§ **Written task**
Each record is to be printed again precisely as it reads.

*** Data for processing

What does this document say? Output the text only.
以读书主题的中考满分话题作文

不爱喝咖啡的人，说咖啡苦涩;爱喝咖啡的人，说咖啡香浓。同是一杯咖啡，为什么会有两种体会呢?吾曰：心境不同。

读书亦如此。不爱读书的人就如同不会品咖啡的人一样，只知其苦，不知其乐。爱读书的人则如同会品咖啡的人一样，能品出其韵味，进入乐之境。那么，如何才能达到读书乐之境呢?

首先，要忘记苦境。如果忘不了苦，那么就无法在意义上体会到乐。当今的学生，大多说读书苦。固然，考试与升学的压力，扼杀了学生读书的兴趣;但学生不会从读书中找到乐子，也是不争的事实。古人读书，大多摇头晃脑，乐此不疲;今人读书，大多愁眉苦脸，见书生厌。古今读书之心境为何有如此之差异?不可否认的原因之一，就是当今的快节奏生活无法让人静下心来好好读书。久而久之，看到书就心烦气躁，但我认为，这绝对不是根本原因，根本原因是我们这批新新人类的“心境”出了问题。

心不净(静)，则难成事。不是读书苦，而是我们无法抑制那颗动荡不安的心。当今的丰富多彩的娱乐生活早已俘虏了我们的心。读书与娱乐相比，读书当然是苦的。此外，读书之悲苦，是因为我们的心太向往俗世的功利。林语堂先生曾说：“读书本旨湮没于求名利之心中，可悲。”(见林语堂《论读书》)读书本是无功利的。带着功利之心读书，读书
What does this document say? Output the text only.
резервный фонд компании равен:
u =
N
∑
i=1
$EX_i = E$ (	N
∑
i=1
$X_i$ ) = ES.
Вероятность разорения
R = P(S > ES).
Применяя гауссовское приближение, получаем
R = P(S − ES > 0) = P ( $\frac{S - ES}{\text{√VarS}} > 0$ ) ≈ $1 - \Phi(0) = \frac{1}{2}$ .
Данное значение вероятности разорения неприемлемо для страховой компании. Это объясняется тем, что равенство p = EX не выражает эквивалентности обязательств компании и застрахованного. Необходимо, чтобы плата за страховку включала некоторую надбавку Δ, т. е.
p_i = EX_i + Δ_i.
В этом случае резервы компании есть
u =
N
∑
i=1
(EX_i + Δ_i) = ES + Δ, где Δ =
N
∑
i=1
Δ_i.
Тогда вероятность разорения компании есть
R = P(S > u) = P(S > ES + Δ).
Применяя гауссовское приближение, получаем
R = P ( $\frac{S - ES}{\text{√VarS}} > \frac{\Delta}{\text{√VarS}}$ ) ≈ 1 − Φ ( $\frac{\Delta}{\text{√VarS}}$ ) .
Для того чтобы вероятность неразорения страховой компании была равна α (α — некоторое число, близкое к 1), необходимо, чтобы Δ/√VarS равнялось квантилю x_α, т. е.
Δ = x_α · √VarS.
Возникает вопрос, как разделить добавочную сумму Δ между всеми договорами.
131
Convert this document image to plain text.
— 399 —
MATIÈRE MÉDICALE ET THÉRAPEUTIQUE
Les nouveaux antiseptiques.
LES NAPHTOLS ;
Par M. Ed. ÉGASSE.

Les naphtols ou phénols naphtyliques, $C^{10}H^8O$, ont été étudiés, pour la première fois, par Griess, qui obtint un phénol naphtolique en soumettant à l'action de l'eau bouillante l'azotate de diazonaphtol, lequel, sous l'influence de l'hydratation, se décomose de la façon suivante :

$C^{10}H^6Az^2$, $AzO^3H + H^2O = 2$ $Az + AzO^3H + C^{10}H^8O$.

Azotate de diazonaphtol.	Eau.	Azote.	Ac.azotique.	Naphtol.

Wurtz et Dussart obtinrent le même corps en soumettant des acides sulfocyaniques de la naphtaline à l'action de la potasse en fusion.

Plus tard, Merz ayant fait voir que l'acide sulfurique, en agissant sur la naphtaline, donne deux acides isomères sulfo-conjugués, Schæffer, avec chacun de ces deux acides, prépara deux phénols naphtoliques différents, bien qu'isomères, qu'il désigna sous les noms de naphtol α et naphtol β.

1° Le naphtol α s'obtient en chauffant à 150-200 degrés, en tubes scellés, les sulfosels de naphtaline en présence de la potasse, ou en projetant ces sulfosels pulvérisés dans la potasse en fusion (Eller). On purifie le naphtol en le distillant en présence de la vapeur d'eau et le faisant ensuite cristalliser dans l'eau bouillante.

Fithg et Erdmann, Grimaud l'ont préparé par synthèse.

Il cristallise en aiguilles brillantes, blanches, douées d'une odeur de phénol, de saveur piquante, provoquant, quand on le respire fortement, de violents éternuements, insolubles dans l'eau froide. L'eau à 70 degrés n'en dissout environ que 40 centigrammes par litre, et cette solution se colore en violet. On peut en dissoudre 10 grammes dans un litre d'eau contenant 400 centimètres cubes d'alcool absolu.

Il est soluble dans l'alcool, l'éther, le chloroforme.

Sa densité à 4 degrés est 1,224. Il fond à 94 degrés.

******

§ **Task answer**
What does this document say? Output the text only.
以读书主题的中考满分话题作文

不爱喝咖啡的人，说咖啡苦涩;爱喝咖啡的人，说咖啡香浓。同是一杯咖啡，为什么会有两种体会呢?吾曰：心境不同。

读书亦如此。不爱读书的人就如同不会品咖啡的人一样，只知其苦，不知其乐。爱读书的人则如同会品咖啡的人一样，能品出其韵味，进入乐之境。那么，如何才能达到读书乐之境呢?

首先，要忘记苦境。如果忘不了苦，那么就无法在意义上体会到乐。当今的学生，大多说读书苦。固然，考试与升学的压力，扼杀了学生读书的兴趣;但学生不会从读书中找到乐子，也是不争的事实。古人读书，大多摇头晃脑，乐此不疲;今人读书，大多愁眉苦脸，见书生厌。古今读书之心境为何有如此之差异?不可否认的原因之一，就是当今的快节奏生活无法让人静下心来好好读书。久而久之，看到书就心烦气躁，但我认为，这绝对不是根本原因，根本原因是我们这批新新人类的“心境”出了问题。

心不净(静)，则难成事。不是读书苦，而是我们无法抑制那颗动荡不安的心。当今的丰富多彩的娱乐生活早已俘虏了我们的心。读书与娱乐相比，读书当然是苦的。此外，读书之悲苦，是因为我们的心太向往俗世的功利。林语堂先生曾说：“读书本旨湮没于求名利之心中，可悲。”(见林语堂《论读书》)读书本是无功利的。带着功利之心读书，读书
What does this document say? Output the text only.
резервный фонд компании равен:
u =
N
∑
i=1
$EX_i = E$ (	N
∑
i=1
$X_i$ ) = ES.
Вероятность разорения
R = P(S > ES).
Применяя гауссовское приближение, получаем
R = P(S − ES > 0) = P ( $\frac{S - ES}{\text{√VarS}} > 0$ ) ≈ $1 - \Phi(0) = \frac{1}{2}$ .
Данное значение вероятности разорения неприемлемо для страховой компании. Это объясняется тем, что равенство p = EX не выражает эквивалентности обязательств компании и застрахованного. Необходимо, чтобы плата за страховку включала некоторую надбавку Δ, т. е.
p_i = EX_i + Δ_i.
В этом случае резервы компании есть
u =
N
∑
i=1
(EX_i + Δ_i) = ES + Δ, где Δ =
N
∑
i=1
Δ_i.
Тогда вероятность разорения компании есть
R = P(S > u) = P(S > ES + Δ).
Применяя гауссовское приближение, получаем
R = P ( $\frac{S - ES}{\text{√VarS}} > \frac{\Delta}{\text{√VarS}}$ ) ≈ 1 − Φ ( $\frac{\Delta}{\text{√VarS}}$ ) .
Для того чтобы вероятность неразорения страховой компании была равна α (α — некоторое число, близкое к 1), необходимо, чтобы Δ/√VarS равнялось квантилю x_α, т. е.
Δ = x_α · √VarS.
Возникает вопрос, как разделить добавочную сумму Δ между всеми договорами.
131
Convert this document image to plain text.
— 399 —
MATIÈRE MÉDICALE ET THÉRAPEUTIQUE
Les nouveaux antiseptiques.
LES NAPHTOLS ;
Par M. Ed. ÉGASSE.

Les naphtols ou phénols naphtyliques, $C^{10}H^8O$, ont été étudiés, pour la première fois, par Griess, qui obtint un phénol naphtolique en soumettant à l'action de l'eau bouillante l'azotate de diazonaphtol, lequel, sous l'influence de l'hydratation, se décomose de la façon suivante :

$C^{10}H^6Az^2$, $AzO^3H + H^2O = 2$ $Az + AzO^3H + C^{10}H^8O$.

Azotate de diazonaphtol.	Eau.	Azote.	Ac.azotique.	Naphtol.

Wurtz et Dussart obtinrent le même corps en soumettant des acides sulfocyaniques de la naphtaline à l'action de la potasse en fusion.

Plus tard, Merz ayant fait voir que l'acide sulfurique, en agissant sur la naphtaline, donne deux acides isomères sulfo-conjugués, Schæffer, avec chacun de ces deux acides, prépara deux phénols naphtoliques différents, bien qu'isomères, qu'il désigna sous les noms de naphtol α et naphtol β.

1° Le naphtol α s'obtient en chauffant à 150-200 degrés, en tubes scellés, les sulfosels de naphtaline en présence de la potasse, ou en projetant ces sulfosels pulvérisés dans la potasse en fusion (Eller). On purifie le naphtol en le distillant en présence de la vapeur d'eau et le faisant ensuite cristalliser dans l'eau bouillante.

Fithg et Erdmann, Grimaud l'ont préparé par synthèse.

Il cristallise en aiguilles brillantes, blanches, douées d'une odeur de phénol, de saveur piquante, provoquant, quand on le respire fortement, de violents éternuements, insolubles dans l'eau froide. L'eau à 70 degrés n'en dissout environ que 40 centigrammes par litre, et cette solution se colore en violet. On peut en dissoudre 10 grammes dans un litre d'eau contenant 400 centimètres cubes d'alcool absolu.

Il est soluble dans l'alcool, l'éther, le chloroforme.

Sa densité à 4 degrés est 1,224. Il fond à 94 degrés.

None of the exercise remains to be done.